Brief:
Return the listing below exactly, with the pictures dropped.
## START Material for the task
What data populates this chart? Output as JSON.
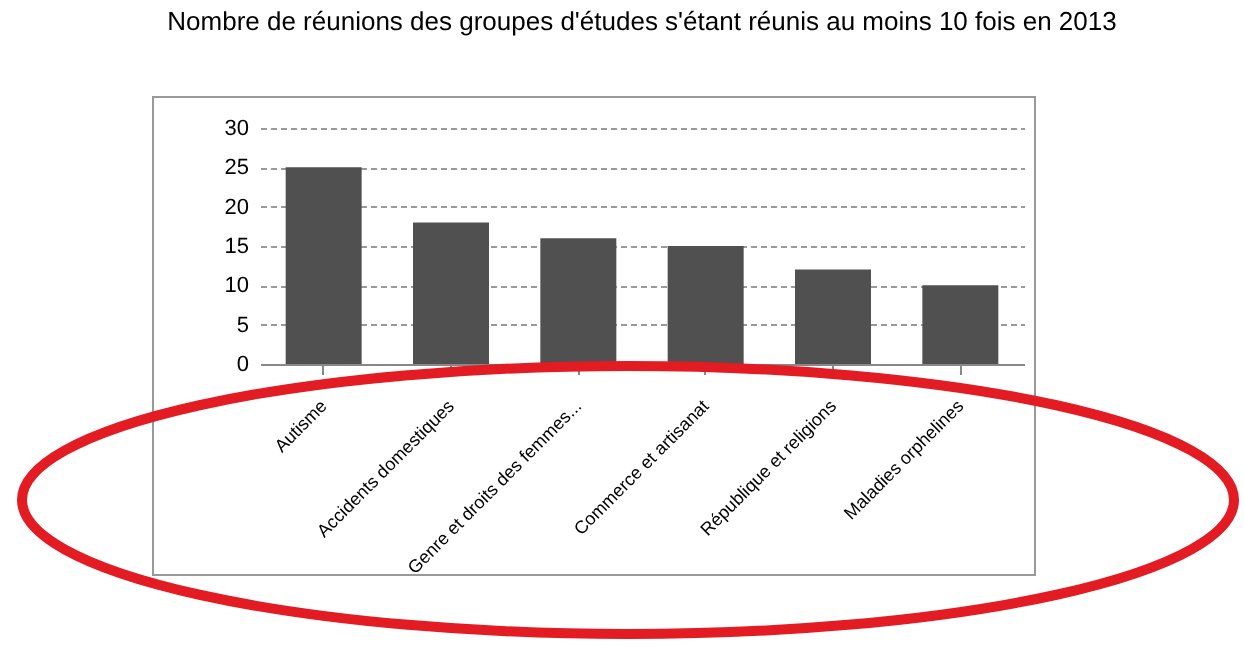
{
  "chart_data": {
    "type": "bar",
    "title": "Nombre de réunions des groupes d'études s'étant réunis au moins 10 fois en 2013",
    "categories": [
      "Autisme",
      "Accidents domestiques",
      "Genre et droits des femmes...",
      "Commerce et artisanat",
      "République et religions",
      "Maladies orphelines"
    ],
    "values": [
      25,
      18,
      16,
      15,
      12,
      10
    ],
    "color": "#505050",
    "ylim": [
      0,
      30
    ],
    "yticks": [
      0,
      5,
      10,
      15,
      20,
      25,
      30
    ],
    "grid": "y"
  }
}
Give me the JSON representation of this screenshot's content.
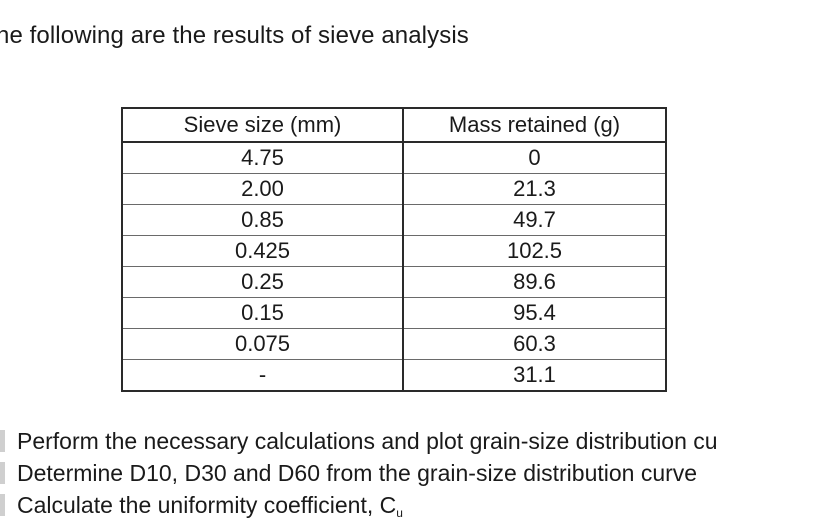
{
  "intro": "he following are the results of sieve analysis",
  "table": {
    "headers": [
      "Sieve size (mm)",
      "Mass retained (g)"
    ],
    "rows": [
      [
        "4.75",
        "0"
      ],
      [
        "2.00",
        "21.3"
      ],
      [
        "0.85",
        "49.7"
      ],
      [
        "0.425",
        "102.5"
      ],
      [
        "0.25",
        "89.6"
      ],
      [
        "0.15",
        "95.4"
      ],
      [
        "0.075",
        "60.3"
      ],
      [
        "-",
        "31.1"
      ]
    ]
  },
  "tasks": {
    "line1": "Perform the necessary calculations and plot grain-size distribution cu",
    "line2": "Determine D10, D30 and D60 from the grain-size distribution curve",
    "line3_main": "Calculate the uniformity coefficient, C",
    "line3_sub": "u"
  }
}
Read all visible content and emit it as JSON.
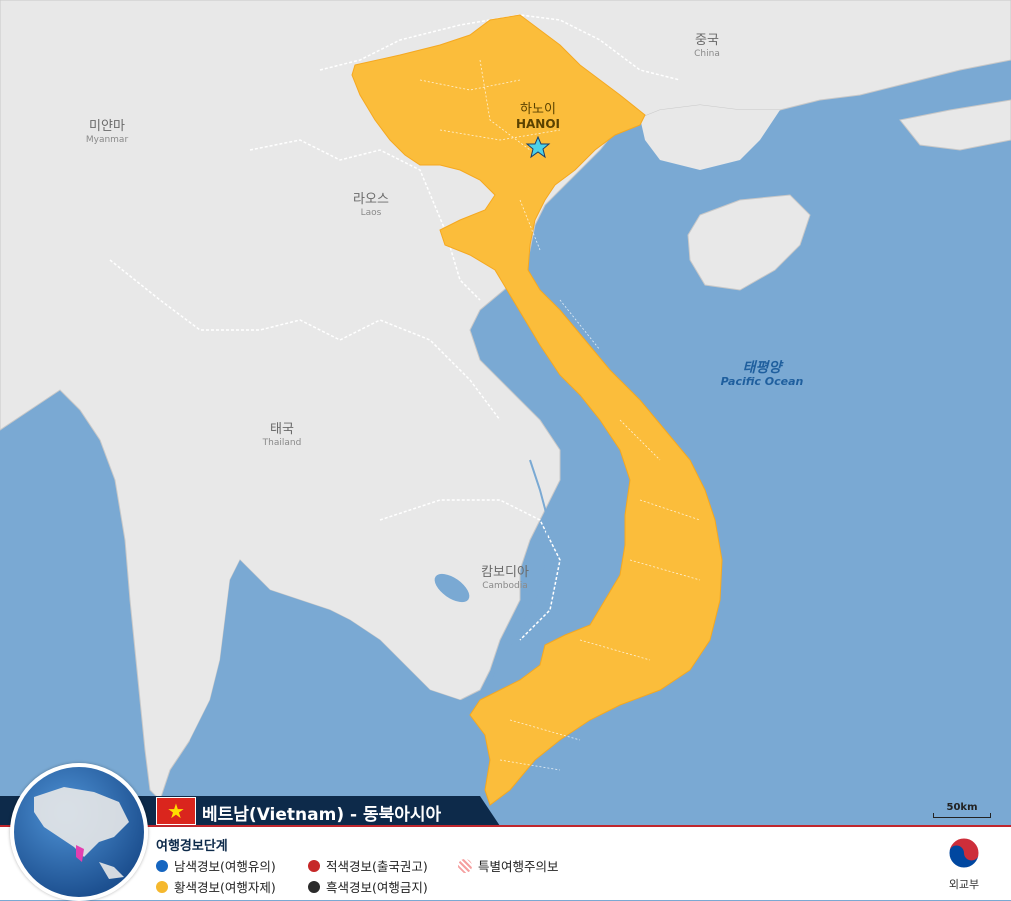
{
  "map": {
    "countries": [
      {
        "name_ko": "중국",
        "name_en": "China"
      },
      {
        "name_ko": "미얀마",
        "name_en": "Myanmar"
      },
      {
        "name_ko": "라오스",
        "name_en": "Laos"
      },
      {
        "name_ko": "태국",
        "name_en": "Thailand"
      },
      {
        "name_ko": "캄보디아",
        "name_en": "Cambodia"
      }
    ],
    "sea": {
      "name_ko": "태평양",
      "name_en": "Pacific Ocean"
    },
    "capital": {
      "name_ko": "하노이",
      "name_en": "HANOI"
    },
    "scale_label": "50km"
  },
  "title": {
    "country": "베트남(Vietnam) - 동북아시아"
  },
  "legend": {
    "title": "여행경보단계",
    "items": [
      {
        "label": "남색경보(여행유의)",
        "color": "#1565c0"
      },
      {
        "label": "적색경보(출국권고)",
        "color": "#c62828"
      },
      {
        "label": "특별여행주의보",
        "color": "#f5a0a0"
      },
      {
        "label": "황색경보(여행자제)",
        "color": "#f5b82e"
      },
      {
        "label": "흑색경보(여행금지)",
        "color": "#2b2b2b"
      }
    ]
  },
  "logo": {
    "label": "외교부"
  },
  "colors": {
    "sea": "#7aa9d3",
    "land": "#e8e8e8",
    "vietnam": "#fbbd3b",
    "title_bar": "#0d2a4a"
  }
}
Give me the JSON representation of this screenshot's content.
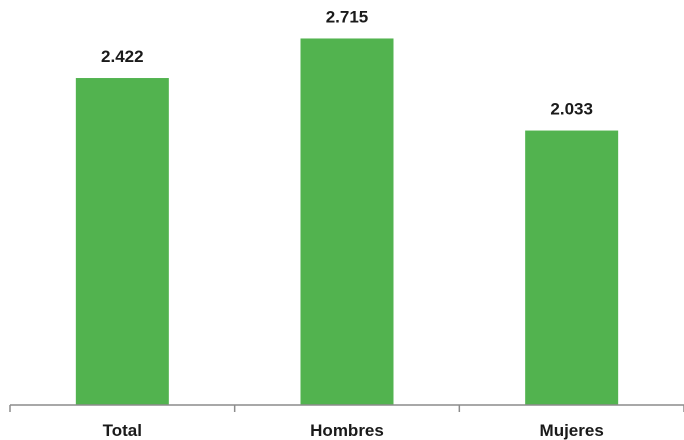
{
  "chart_data": {
    "type": "bar",
    "categories": [
      "Total",
      "Hombres",
      "Mujeres"
    ],
    "values": [
      2.422,
      2.715,
      2.033
    ],
    "value_labels": [
      "2.422",
      "2.715",
      "2.033"
    ],
    "title": "",
    "xlabel": "",
    "ylabel": "",
    "ylim": [
      0,
      3.0
    ],
    "grid": false,
    "legend": "none",
    "bar_color": "#52b34f",
    "axis_color": "#8c8c8c"
  }
}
## END Material for the task
Response:
What data populates this chart? Output as JSON.
{
  "chart_data": {
    "type": "bar",
    "title": "Nombre de réunions des groupes d'études s'étant réunis au moins 10 fois en 2013",
    "categories": [
      "Autisme",
      "Accidents domestiques",
      "Genre et droits des femmes...",
      "Commerce et artisanat",
      "République et religions",
      "Maladies orphelines"
    ],
    "values": [
      25,
      18,
      16,
      15,
      12,
      10
    ],
    "color": "#505050",
    "ylim": [
      0,
      30
    ],
    "yticks": [
      0,
      5,
      10,
      15,
      20,
      25,
      30
    ],
    "grid": "y"
  }
}
Give me the JSON representation of this screenshot's content.
{
  "intro": "he following are the results of sieve analysis",
  "table": {
    "headers": [
      "Sieve size (mm)",
      "Mass retained (g)"
    ],
    "rows": [
      [
        "4.75",
        "0"
      ],
      [
        "2.00",
        "21.3"
      ],
      [
        "0.85",
        "49.7"
      ],
      [
        "0.425",
        "102.5"
      ],
      [
        "0.25",
        "89.6"
      ],
      [
        "0.15",
        "95.4"
      ],
      [
        "0.075",
        "60.3"
      ],
      [
        "-",
        "31.1"
      ]
    ]
  },
  "tasks": {
    "line1": "Perform the necessary calculations and plot grain-size distribution cu",
    "line2": "Determine D10, D30 and D60 from the grain-size distribution curve",
    "line3_main": "Calculate the uniformity coefficient, C",
    "line3_sub": "u"
  }
}
Read all visible content and emit it as JSON.
{
  "map": {
    "countries": [
      {
        "name_ko": "중국",
        "name_en": "China"
      },
      {
        "name_ko": "미얀마",
        "name_en": "Myanmar"
      },
      {
        "name_ko": "라오스",
        "name_en": "Laos"
      },
      {
        "name_ko": "태국",
        "name_en": "Thailand"
      },
      {
        "name_ko": "캄보디아",
        "name_en": "Cambodia"
      }
    ],
    "sea": {
      "name_ko": "태평양",
      "name_en": "Pacific Ocean"
    },
    "capital": {
      "name_ko": "하노이",
      "name_en": "HANOI"
    },
    "scale_label": "50km"
  },
  "title": {
    "country": "베트남(Vietnam) - 동북아시아"
  },
  "legend": {
    "title": "여행경보단계",
    "items": [
      {
        "label": "남색경보(여행유의)",
        "color": "#1565c0"
      },
      {
        "label": "적색경보(출국권고)",
        "color": "#c62828"
      },
      {
        "label": "특별여행주의보",
        "color": "#f5a0a0"
      },
      {
        "label": "황색경보(여행자제)",
        "color": "#f5b82e"
      },
      {
        "label": "흑색경보(여행금지)",
        "color": "#2b2b2b"
      }
    ]
  },
  "logo": {
    "label": "외교부"
  },
  "colors": {
    "sea": "#7aa9d3",
    "land": "#e8e8e8",
    "vietnam": "#fbbd3b",
    "title_bar": "#0d2a4a"
  }
}
Give me the JSON representation of this screenshot's content.
{
  "chart_data": {
    "type": "bar",
    "categories": [
      "Total",
      "Hombres",
      "Mujeres"
    ],
    "values": [
      2.422,
      2.715,
      2.033
    ],
    "value_labels": [
      "2.422",
      "2.715",
      "2.033"
    ],
    "title": "",
    "xlabel": "",
    "ylabel": "",
    "ylim": [
      0,
      3.0
    ],
    "grid": false,
    "legend": "none",
    "bar_color": "#52b34f",
    "axis_color": "#8c8c8c"
  }
}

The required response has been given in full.